[Figure contents as structured data]
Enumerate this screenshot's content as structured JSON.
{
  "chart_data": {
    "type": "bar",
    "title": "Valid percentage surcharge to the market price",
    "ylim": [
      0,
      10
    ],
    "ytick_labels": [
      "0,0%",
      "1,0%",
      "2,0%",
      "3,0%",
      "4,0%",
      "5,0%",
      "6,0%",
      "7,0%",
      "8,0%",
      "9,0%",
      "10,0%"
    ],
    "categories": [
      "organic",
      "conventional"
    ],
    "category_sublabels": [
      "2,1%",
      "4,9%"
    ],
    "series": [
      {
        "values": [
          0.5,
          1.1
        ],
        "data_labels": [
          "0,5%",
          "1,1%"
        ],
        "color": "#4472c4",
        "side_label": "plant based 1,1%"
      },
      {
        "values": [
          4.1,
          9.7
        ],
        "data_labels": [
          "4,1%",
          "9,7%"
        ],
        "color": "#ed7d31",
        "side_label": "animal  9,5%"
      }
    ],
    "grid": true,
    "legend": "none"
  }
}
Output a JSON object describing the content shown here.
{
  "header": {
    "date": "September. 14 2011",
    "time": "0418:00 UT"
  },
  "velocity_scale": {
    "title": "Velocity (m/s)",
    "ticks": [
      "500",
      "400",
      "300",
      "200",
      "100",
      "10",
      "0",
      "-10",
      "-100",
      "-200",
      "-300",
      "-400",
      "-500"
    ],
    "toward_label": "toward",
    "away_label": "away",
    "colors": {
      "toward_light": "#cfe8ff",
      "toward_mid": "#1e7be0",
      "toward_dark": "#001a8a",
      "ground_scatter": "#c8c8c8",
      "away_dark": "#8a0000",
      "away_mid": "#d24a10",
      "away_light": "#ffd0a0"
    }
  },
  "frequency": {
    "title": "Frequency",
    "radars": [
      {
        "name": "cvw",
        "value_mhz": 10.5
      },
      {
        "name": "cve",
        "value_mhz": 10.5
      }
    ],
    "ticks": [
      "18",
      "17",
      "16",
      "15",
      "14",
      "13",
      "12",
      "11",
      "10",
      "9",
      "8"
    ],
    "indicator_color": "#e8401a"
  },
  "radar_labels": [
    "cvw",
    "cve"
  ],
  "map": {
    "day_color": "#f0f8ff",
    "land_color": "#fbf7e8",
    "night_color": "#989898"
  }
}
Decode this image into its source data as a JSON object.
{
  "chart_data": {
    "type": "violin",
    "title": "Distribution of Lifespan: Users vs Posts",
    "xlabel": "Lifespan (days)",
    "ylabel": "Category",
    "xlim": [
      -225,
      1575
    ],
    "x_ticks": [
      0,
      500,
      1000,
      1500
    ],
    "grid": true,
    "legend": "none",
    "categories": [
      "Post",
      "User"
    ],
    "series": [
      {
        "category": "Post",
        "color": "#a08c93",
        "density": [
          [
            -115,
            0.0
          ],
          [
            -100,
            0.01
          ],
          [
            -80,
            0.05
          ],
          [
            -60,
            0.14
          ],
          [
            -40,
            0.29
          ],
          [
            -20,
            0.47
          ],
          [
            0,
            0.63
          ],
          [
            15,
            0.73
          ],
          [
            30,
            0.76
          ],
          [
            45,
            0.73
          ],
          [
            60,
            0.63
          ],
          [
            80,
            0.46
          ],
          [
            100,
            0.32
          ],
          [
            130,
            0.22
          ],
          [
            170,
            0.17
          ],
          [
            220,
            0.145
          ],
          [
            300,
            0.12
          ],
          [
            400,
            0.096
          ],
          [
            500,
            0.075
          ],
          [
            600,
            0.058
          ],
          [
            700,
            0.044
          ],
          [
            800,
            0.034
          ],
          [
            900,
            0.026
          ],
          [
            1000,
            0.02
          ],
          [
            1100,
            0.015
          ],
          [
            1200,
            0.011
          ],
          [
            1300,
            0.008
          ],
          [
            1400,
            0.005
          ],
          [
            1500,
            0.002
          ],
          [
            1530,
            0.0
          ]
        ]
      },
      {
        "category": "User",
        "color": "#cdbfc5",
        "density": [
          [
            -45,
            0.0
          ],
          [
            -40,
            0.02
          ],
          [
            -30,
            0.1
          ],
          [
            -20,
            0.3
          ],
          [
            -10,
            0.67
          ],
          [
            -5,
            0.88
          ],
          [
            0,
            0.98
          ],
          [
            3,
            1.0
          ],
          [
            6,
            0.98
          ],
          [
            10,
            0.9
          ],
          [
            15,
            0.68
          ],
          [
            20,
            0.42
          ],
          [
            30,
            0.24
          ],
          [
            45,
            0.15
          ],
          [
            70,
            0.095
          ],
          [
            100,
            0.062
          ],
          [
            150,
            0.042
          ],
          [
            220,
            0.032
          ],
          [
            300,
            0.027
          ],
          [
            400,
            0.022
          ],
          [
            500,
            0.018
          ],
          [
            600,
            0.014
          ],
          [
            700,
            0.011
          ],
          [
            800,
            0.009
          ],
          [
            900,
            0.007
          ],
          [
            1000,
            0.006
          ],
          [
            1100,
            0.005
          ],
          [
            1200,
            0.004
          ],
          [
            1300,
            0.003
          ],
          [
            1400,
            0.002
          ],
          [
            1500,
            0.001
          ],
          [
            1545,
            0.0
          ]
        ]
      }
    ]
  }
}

_Task directions_.
Transcribe all of the material exactly. Omit nothing.

_Correct output_.
Enumerate this screenshot's content as structured JSON.
{
  "chart_data": {
    "type": "bar",
    "title": "Valid percentage surcharge to the market price",
    "ylim": [
      0,
      10
    ],
    "ytick_labels": [
      "0,0%",
      "1,0%",
      "2,0%",
      "3,0%",
      "4,0%",
      "5,0%",
      "6,0%",
      "7,0%",
      "8,0%",
      "9,0%",
      "10,0%"
    ],
    "categories": [
      "organic",
      "conventional"
    ],
    "category_sublabels": [
      "2,1%",
      "4,9%"
    ],
    "series": [
      {
        "values": [
          0.5,
          1.1
        ],
        "data_labels": [
          "0,5%",
          "1,1%"
        ],
        "color": "#4472c4",
        "side_label": "plant based 1,1%"
      },
      {
        "values": [
          4.1,
          9.7
        ],
        "data_labels": [
          "4,1%",
          "9,7%"
        ],
        "color": "#ed7d31",
        "side_label": "animal  9,5%"
      }
    ],
    "grid": true,
    "legend": "none"
  }
}
Output a JSON object describing the content shown here.
{
  "header": {
    "date": "September. 14 2011",
    "time": "0418:00 UT"
  },
  "velocity_scale": {
    "title": "Velocity (m/s)",
    "ticks": [
      "500",
      "400",
      "300",
      "200",
      "100",
      "10",
      "0",
      "-10",
      "-100",
      "-200",
      "-300",
      "-400",
      "-500"
    ],
    "toward_label": "toward",
    "away_label": "away",
    "colors": {
      "toward_light": "#cfe8ff",
      "toward_mid": "#1e7be0",
      "toward_dark": "#001a8a",
      "ground_scatter": "#c8c8c8",
      "away_dark": "#8a0000",
      "away_mid": "#d24a10",
      "away_light": "#ffd0a0"
    }
  },
  "frequency": {
    "title": "Frequency",
    "radars": [
      {
        "name": "cvw",
        "value_mhz": 10.5
      },
      {
        "name": "cve",
        "value_mhz": 10.5
      }
    ],
    "ticks": [
      "18",
      "17",
      "16",
      "15",
      "14",
      "13",
      "12",
      "11",
      "10",
      "9",
      "8"
    ],
    "indicator_color": "#e8401a"
  },
  "radar_labels": [
    "cvw",
    "cve"
  ],
  "map": {
    "day_color": "#f0f8ff",
    "land_color": "#fbf7e8",
    "night_color": "#989898"
  }
}
Decode this image into its source data as a JSON object.
{
  "chart_data": {
    "type": "violin",
    "title": "Distribution of Lifespan: Users vs Posts",
    "xlabel": "Lifespan (days)",
    "ylabel": "Category",
    "xlim": [
      -225,
      1575
    ],
    "x_ticks": [
      0,
      500,
      1000,
      1500
    ],
    "grid": true,
    "legend": "none",
    "categories": [
      "Post",
      "User"
    ],
    "series": [
      {
        "category": "Post",
        "color": "#a08c93",
        "density": [
          [
            -115,
            0.0
          ],
          [
            -100,
            0.01
          ],
          [
            -80,
            0.05
          ],
          [
            -60,
            0.14
          ],
          [
            -40,
            0.29
          ],
          [
            -20,
            0.47
          ],
          [
            0,
            0.63
          ],
          [
            15,
            0.73
          ],
          [
            30,
            0.76
          ],
          [
            45,
            0.73
          ],
          [
            60,
            0.63
          ],
          [
            80,
            0.46
          ],
          [
            100,
            0.32
          ],
          [
            130,
            0.22
          ],
          [
            170,
            0.17
          ],
          [
            220,
            0.145
          ],
          [
            300,
            0.12
          ],
          [
            400,
            0.096
          ],
          [
            500,
            0.075
          ],
          [
            600,
            0.058
          ],
          [
            700,
            0.044
          ],
          [
            800,
            0.034
          ],
          [
            900,
            0.026
          ],
          [
            1000,
            0.02
          ],
          [
            1100,
            0.015
          ],
          [
            1200,
            0.011
          ],
          [
            1300,
            0.008
          ],
          [
            1400,
            0.005
          ],
          [
            1500,
            0.002
          ],
          [
            1530,
            0.0
          ]
        ]
      },
      {
        "category": "User",
        "color": "#cdbfc5",
        "density": [
          [
            -45,
            0.0
          ],
          [
            -40,
            0.02
          ],
          [
            -30,
            0.1
          ],
          [
            -20,
            0.3
          ],
          [
            -10,
            0.67
          ],
          [
            -5,
            0.88
          ],
          [
            0,
            0.98
          ],
          [
            3,
            1.0
          ],
          [
            6,
            0.98
          ],
          [
            10,
            0.9
          ],
          [
            15,
            0.68
          ],
          [
            20,
            0.42
          ],
          [
            30,
            0.24
          ],
          [
            45,
            0.15
          ],
          [
            70,
            0.095
          ],
          [
            100,
            0.062
          ],
          [
            150,
            0.042
          ],
          [
            220,
            0.032
          ],
          [
            300,
            0.027
          ],
          [
            400,
            0.022
          ],
          [
            500,
            0.018
          ],
          [
            600,
            0.014
          ],
          [
            700,
            0.011
          ],
          [
            800,
            0.009
          ],
          [
            900,
            0.007
          ],
          [
            1000,
            0.006
          ],
          [
            1100,
            0.005
          ],
          [
            1200,
            0.004
          ],
          [
            1300,
            0.003
          ],
          [
            1400,
            0.002
          ],
          [
            1500,
            0.001
          ],
          [
            1545,
            0.0
          ]
        ]
      }
    ]
  }
}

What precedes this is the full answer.